- **Do this**
Locate the string "owned" in the records below. Copy every line where it occurs.

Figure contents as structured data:
* * * * *

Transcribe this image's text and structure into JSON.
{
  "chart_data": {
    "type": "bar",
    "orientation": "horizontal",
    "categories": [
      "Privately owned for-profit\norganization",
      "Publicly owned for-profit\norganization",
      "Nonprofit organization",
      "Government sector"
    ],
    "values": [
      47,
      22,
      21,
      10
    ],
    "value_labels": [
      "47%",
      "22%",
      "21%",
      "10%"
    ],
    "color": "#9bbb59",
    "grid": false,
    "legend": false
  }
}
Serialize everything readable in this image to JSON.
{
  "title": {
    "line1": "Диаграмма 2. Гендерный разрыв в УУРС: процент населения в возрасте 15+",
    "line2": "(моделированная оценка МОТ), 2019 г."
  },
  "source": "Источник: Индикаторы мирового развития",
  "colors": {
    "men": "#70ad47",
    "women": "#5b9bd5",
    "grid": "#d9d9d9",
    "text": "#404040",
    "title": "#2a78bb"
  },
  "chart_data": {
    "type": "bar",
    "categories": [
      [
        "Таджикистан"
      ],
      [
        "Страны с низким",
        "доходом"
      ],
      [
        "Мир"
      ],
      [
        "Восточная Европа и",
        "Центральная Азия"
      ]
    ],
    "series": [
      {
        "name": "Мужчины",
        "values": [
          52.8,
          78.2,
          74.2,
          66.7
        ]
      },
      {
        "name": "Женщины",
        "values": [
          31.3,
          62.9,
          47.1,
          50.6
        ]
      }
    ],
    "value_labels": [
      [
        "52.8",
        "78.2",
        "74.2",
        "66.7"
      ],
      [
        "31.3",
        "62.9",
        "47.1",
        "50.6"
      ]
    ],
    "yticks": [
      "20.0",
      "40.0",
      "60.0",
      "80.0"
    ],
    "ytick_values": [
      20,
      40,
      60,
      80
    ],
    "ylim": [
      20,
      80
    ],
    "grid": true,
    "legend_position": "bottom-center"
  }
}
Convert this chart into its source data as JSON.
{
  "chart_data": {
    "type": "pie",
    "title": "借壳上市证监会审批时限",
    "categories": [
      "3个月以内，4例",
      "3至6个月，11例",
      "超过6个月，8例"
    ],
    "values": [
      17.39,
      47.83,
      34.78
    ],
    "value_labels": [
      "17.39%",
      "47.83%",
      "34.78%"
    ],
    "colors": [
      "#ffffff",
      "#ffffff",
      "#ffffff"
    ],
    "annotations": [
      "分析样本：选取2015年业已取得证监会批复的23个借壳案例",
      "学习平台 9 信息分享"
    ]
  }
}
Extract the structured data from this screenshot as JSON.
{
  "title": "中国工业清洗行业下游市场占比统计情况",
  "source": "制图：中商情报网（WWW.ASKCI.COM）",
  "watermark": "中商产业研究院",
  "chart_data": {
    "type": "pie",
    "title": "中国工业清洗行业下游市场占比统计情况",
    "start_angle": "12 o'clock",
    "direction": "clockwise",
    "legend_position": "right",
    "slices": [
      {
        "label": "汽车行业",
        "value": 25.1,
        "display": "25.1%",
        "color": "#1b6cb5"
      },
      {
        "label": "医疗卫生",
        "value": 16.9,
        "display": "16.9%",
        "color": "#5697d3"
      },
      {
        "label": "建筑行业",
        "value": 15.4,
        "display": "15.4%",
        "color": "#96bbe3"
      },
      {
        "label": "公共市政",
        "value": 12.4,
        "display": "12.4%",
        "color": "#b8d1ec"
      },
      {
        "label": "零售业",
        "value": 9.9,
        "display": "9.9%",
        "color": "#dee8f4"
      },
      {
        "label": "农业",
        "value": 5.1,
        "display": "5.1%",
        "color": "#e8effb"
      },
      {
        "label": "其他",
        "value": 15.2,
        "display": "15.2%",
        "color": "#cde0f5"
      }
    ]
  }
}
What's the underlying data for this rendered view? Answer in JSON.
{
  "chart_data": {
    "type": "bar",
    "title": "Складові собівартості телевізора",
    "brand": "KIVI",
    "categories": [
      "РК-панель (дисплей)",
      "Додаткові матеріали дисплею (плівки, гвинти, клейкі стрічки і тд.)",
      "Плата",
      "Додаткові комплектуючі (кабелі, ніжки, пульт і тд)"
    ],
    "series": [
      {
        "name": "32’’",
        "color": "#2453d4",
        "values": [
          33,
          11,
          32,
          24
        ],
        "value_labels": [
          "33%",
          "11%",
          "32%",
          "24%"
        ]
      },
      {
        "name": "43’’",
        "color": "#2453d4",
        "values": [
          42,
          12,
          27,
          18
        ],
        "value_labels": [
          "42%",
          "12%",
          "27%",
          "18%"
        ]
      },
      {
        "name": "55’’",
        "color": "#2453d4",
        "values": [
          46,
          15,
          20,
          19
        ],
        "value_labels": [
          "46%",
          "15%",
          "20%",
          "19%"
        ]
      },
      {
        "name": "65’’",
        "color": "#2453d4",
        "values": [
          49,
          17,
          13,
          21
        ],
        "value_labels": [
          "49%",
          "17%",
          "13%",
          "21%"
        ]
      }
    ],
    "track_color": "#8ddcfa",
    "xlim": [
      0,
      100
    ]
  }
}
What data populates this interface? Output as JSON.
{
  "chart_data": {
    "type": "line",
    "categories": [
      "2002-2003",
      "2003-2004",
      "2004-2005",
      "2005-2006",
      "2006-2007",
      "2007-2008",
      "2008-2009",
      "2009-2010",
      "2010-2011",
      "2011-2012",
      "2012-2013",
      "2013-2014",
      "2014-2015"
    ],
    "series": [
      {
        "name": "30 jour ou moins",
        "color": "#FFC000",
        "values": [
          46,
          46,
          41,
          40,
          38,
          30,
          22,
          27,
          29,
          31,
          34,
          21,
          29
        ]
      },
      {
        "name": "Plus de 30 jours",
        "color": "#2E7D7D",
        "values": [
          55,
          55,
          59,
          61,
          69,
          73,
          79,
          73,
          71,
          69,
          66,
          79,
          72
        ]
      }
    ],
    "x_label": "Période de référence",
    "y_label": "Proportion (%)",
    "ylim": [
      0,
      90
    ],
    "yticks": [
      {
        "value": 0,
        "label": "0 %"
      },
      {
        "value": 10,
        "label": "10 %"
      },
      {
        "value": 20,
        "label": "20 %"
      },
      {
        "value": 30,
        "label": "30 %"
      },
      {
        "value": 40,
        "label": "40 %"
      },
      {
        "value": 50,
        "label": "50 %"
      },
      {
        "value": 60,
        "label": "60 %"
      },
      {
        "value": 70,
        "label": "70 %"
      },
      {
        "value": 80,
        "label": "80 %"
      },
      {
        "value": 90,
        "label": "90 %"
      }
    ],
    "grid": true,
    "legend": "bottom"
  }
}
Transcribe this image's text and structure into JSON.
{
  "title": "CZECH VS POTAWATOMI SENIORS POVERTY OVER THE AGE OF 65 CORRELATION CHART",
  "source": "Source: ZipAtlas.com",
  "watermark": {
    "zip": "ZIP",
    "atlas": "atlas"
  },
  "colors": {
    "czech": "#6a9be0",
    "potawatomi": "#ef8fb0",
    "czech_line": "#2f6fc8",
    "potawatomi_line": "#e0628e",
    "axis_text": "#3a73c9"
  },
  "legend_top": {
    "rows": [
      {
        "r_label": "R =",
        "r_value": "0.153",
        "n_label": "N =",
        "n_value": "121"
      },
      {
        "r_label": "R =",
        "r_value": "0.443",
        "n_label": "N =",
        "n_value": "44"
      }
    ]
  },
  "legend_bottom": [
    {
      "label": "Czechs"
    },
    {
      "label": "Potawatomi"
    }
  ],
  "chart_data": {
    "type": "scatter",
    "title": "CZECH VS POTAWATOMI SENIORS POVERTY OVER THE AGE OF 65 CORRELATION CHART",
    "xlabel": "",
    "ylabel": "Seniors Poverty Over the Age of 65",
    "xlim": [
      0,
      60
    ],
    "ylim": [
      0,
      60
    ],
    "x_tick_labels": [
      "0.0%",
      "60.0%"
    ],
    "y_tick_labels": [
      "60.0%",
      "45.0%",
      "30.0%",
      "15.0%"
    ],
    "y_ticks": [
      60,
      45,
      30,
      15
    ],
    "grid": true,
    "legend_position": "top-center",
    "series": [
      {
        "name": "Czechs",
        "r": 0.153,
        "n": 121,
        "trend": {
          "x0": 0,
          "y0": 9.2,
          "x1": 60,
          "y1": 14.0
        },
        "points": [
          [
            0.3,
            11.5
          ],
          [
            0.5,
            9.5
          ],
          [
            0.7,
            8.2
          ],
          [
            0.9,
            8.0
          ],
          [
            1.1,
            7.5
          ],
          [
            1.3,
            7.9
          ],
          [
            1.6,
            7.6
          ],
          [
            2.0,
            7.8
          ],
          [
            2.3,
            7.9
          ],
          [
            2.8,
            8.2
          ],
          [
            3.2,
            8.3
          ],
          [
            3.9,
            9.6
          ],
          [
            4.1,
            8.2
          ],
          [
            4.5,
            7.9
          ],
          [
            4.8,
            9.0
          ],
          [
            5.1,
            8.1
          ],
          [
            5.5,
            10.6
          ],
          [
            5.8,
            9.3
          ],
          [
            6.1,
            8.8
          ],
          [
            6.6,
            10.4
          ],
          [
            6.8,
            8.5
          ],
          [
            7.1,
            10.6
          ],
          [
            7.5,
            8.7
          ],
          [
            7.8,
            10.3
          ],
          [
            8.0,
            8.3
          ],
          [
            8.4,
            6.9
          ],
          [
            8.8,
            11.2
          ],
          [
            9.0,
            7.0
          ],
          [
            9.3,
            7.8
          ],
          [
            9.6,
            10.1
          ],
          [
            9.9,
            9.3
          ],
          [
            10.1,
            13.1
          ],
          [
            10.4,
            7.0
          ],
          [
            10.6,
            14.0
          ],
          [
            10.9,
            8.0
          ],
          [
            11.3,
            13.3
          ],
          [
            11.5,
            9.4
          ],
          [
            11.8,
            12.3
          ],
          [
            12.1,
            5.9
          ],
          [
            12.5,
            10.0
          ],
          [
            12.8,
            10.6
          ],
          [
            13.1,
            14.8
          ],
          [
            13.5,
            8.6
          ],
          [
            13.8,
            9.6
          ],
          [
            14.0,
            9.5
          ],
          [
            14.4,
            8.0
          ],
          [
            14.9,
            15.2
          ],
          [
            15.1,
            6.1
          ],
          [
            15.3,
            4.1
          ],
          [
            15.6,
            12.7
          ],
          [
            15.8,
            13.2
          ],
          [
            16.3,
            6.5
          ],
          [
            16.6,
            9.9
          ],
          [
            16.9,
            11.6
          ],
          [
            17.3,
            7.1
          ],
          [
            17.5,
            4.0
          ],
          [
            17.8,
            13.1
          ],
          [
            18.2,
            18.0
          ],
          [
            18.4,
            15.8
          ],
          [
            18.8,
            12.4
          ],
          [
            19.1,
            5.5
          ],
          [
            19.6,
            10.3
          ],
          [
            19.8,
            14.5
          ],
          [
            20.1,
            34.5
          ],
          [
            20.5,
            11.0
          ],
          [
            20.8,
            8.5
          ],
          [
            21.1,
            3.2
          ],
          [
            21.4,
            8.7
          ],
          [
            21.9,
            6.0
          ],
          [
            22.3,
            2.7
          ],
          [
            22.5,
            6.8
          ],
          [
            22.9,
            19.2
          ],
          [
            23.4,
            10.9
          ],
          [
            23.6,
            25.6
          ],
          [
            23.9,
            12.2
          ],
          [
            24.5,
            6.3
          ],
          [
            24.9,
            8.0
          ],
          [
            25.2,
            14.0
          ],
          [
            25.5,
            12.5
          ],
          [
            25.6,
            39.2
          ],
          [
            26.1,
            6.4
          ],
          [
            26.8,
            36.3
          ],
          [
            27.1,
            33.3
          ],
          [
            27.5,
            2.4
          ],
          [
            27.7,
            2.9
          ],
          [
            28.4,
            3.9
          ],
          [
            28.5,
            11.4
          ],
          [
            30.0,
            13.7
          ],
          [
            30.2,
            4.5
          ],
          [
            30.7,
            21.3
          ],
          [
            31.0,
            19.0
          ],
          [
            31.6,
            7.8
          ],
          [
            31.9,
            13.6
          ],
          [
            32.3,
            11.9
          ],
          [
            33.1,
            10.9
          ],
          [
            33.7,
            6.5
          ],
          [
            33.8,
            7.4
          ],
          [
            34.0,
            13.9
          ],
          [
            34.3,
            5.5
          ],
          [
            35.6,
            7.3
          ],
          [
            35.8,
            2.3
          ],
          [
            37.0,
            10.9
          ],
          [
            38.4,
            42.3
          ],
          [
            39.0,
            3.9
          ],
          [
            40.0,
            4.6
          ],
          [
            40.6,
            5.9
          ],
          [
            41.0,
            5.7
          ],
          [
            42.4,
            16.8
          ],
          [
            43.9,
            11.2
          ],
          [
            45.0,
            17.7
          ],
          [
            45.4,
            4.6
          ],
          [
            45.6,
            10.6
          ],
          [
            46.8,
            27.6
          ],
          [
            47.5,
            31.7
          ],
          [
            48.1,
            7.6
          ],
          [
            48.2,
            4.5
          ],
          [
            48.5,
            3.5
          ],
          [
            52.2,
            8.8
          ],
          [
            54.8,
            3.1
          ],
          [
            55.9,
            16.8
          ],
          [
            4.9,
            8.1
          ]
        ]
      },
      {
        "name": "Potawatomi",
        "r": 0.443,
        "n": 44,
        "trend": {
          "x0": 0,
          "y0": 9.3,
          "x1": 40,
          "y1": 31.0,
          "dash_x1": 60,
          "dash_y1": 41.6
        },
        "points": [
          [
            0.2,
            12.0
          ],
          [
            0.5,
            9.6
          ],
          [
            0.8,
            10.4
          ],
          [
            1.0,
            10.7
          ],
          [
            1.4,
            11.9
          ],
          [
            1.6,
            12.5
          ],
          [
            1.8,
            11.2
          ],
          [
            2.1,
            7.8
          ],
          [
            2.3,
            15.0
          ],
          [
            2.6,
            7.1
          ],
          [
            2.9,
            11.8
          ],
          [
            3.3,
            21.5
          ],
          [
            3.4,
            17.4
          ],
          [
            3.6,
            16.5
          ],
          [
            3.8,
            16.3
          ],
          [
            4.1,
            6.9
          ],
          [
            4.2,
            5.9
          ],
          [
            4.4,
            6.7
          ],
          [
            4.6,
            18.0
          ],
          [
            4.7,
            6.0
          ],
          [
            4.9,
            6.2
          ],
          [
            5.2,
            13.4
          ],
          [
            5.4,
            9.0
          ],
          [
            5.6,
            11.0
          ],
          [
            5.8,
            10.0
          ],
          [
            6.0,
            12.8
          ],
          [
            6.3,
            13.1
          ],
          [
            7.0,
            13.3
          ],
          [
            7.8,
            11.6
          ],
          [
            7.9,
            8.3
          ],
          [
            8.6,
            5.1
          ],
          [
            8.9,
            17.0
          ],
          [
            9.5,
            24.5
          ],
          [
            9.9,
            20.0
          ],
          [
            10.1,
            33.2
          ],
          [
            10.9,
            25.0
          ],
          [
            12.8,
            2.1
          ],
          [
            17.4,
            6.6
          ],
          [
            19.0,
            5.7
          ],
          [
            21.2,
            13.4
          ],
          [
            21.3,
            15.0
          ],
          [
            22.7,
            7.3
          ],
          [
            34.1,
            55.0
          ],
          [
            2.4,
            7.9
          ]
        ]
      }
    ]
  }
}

* * * * *

- **Answer to the exercise**
      "Privately owned for-profit\norganization",
      "Publicly owned for-profit\norganization",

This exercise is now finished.